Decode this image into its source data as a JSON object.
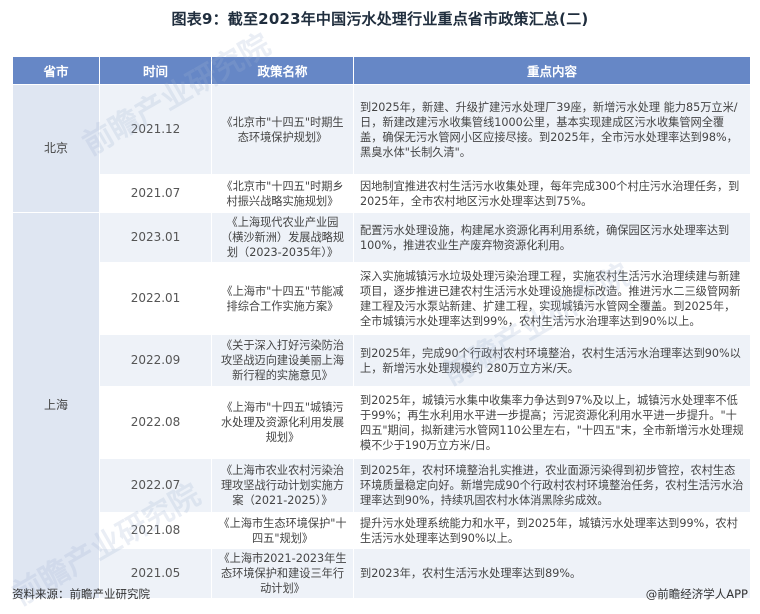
{
  "title": "图表9：截至2023年中国污水处理行业重点省市政策汇总(二)",
  "headers": [
    "省市",
    "时间",
    "政策名称",
    "重点内容"
  ],
  "provinces": [
    {
      "name": "北京",
      "rows": [
        {
          "date": "2021.12",
          "policy": "《北京市\"十四五\"时期生态环境保护规划》",
          "content": "到2025年，新建、升级扩建污水处理厂39座，新增污水处理 能力85万立米/日，新建改建污水收集管线1000公里，基本实现建成区污水收集管网全覆盖，确保无污水管网小区应接尽接。到2025年，全市污水处理率达到98%，黑臭水体\"长制久清\"。"
        },
        {
          "date": "2021.07",
          "policy": "《北京市\"十四五\"时期乡村振兴战略实施规划》",
          "content": "因地制宜推进农村生活污水收集处理，每年完成300个村庄污水治理任务，到2025年，全市农村地区污水处理率达到75%。"
        }
      ]
    },
    {
      "name": "上海",
      "rows": [
        {
          "date": "2023.01",
          "policy": "《上海现代农业产业园（横沙新洲）发展战略规划（2023-2035年）》",
          "content": "配置污水处理设施，构建尾水资源化再利用系统，确保园区污水处理率达到100%，推进农业生产废弃物资源化利用。"
        },
        {
          "date": "2022.01",
          "policy": "《上海市\"十四五\"节能减排综合工作实施方案》",
          "content": "深入实施城镇污水垃圾处理污染治理工程，实施农村生活污水治理续建与新建项目，逐步推进已建农村生活污水处理设施提标改造。推进污水二三级管网新建工程及污水泵站新建、扩建工程，实现城镇污水管网全覆盖。到2025年，全市城镇污水处理率达到99%，农村生活污水治理率达到90%以上。"
        },
        {
          "date": "2022.09",
          "policy": "《关于深入打好污染防治攻坚战迈向建设美丽上海新行程的实施意见》",
          "content": "到2025年，完成90个行政村农村环境整治，农村生活污水治理率达到90%以上，新增污水处理规模约 280万立方米/天。"
        },
        {
          "date": "2022.08",
          "policy": "《上海市\"十四五\"城镇污水处理及资源化利用发展规划》",
          "content": "到2025年，城镇污水集中收集率力争达到97%及以上，城镇污水处理率不低于99%；再生水利用水平进一步提高；污泥资源化利用水平进一步提升。\"十四五\"期间，拟新建污水管网110公里左右，\"十四五\"末，全市新增污水处理规模不少于190万立方米/日。"
        },
        {
          "date": "2022.07",
          "policy": "《上海市农业农村污染治理攻坚战行动计划实施方案（2021-2025）》",
          "content": "到2025年，农村环境整治扎实推进，农业面源污染得到初步管控，农村生态环境质量稳定向好。新增完成90个行政村农村环境整治任务，农村生活污水治理率达到90%，持续巩固农村水体消黑除劣成效。"
        },
        {
          "date": "2021.08",
          "policy": "《上海市生态环境保护\"十四五\"规划》",
          "content": "提升污水处理系统能力和水平，到2025年，城镇污水处理率达到99%，农村生活污水处理率达到90%以上。"
        },
        {
          "date": "2021.05",
          "policy": "《上海市2021-2023年生态环境保护和建设三年行动计划》",
          "content": "到2023年，农村生活污水处理率达到89%。"
        }
      ]
    }
  ],
  "footer": {
    "source": "资料来源：前瞻产业研究院",
    "brand": "@前瞻经济学人APP"
  },
  "watermark": "前瞻产业研究院"
}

_Work required:_ Reproduce each record from above exactly; pictures do not belong in the copy.

_Output:_
Decode this image into its source data as a JSON object.
{
  "title": "图表9：截至2023年中国污水处理行业重点省市政策汇总(二)",
  "headers": [
    "省市",
    "时间",
    "政策名称",
    "重点内容"
  ],
  "provinces": [
    {
      "name": "北京",
      "rows": [
        {
          "date": "2021.12",
          "policy": "《北京市\"十四五\"时期生态环境保护规划》",
          "content": "到2025年，新建、升级扩建污水处理厂39座，新增污水处理 能力85万立米/日，新建改建污水收集管线1000公里，基本实现建成区污水收集管网全覆盖，确保无污水管网小区应接尽接。到2025年，全市污水处理率达到98%，黑臭水体\"长制久清\"。"
        },
        {
          "date": "2021.07",
          "policy": "《北京市\"十四五\"时期乡村振兴战略实施规划》",
          "content": "因地制宜推进农村生活污水收集处理，每年完成300个村庄污水治理任务，到2025年，全市农村地区污水处理率达到75%。"
        }
      ]
    },
    {
      "name": "上海",
      "rows": [
        {
          "date": "2023.01",
          "policy": "《上海现代农业产业园（横沙新洲）发展战略规划（2023-2035年）》",
          "content": "配置污水处理设施，构建尾水资源化再利用系统，确保园区污水处理率达到100%，推进农业生产废弃物资源化利用。"
        },
        {
          "date": "2022.01",
          "policy": "《上海市\"十四五\"节能减排综合工作实施方案》",
          "content": "深入实施城镇污水垃圾处理污染治理工程，实施农村生活污水治理续建与新建项目，逐步推进已建农村生活污水处理设施提标改造。推进污水二三级管网新建工程及污水泵站新建、扩建工程，实现城镇污水管网全覆盖。到2025年，全市城镇污水处理率达到99%，农村生活污水治理率达到90%以上。"
        },
        {
          "date": "2022.09",
          "policy": "《关于深入打好污染防治攻坚战迈向建设美丽上海新行程的实施意见》",
          "content": "到2025年，完成90个行政村农村环境整治，农村生活污水治理率达到90%以上，新增污水处理规模约 280万立方米/天。"
        },
        {
          "date": "2022.08",
          "policy": "《上海市\"十四五\"城镇污水处理及资源化利用发展规划》",
          "content": "到2025年，城镇污水集中收集率力争达到97%及以上，城镇污水处理率不低于99%；再生水利用水平进一步提高；污泥资源化利用水平进一步提升。\"十四五\"期间，拟新建污水管网110公里左右，\"十四五\"末，全市新增污水处理规模不少于190万立方米/日。"
        },
        {
          "date": "2022.07",
          "policy": "《上海市农业农村污染治理攻坚战行动计划实施方案（2021-2025）》",
          "content": "到2025年，农村环境整治扎实推进，农业面源污染得到初步管控，农村生态环境质量稳定向好。新增完成90个行政村农村环境整治任务，农村生活污水治理率达到90%，持续巩固农村水体消黑除劣成效。"
        },
        {
          "date": "2021.08",
          "policy": "《上海市生态环境保护\"十四五\"规划》",
          "content": "提升污水处理系统能力和水平，到2025年，城镇污水处理率达到99%，农村生活污水处理率达到90%以上。"
        },
        {
          "date": "2021.05",
          "policy": "《上海市2021-2023年生态环境保护和建设三年行动计划》",
          "content": "到2023年，农村生活污水处理率达到89%。"
        }
      ]
    }
  ],
  "footer": {
    "source": "资料来源：前瞻产业研究院",
    "brand": "@前瞻经济学人APP"
  },
  "watermark": "前瞻产业研究院"
}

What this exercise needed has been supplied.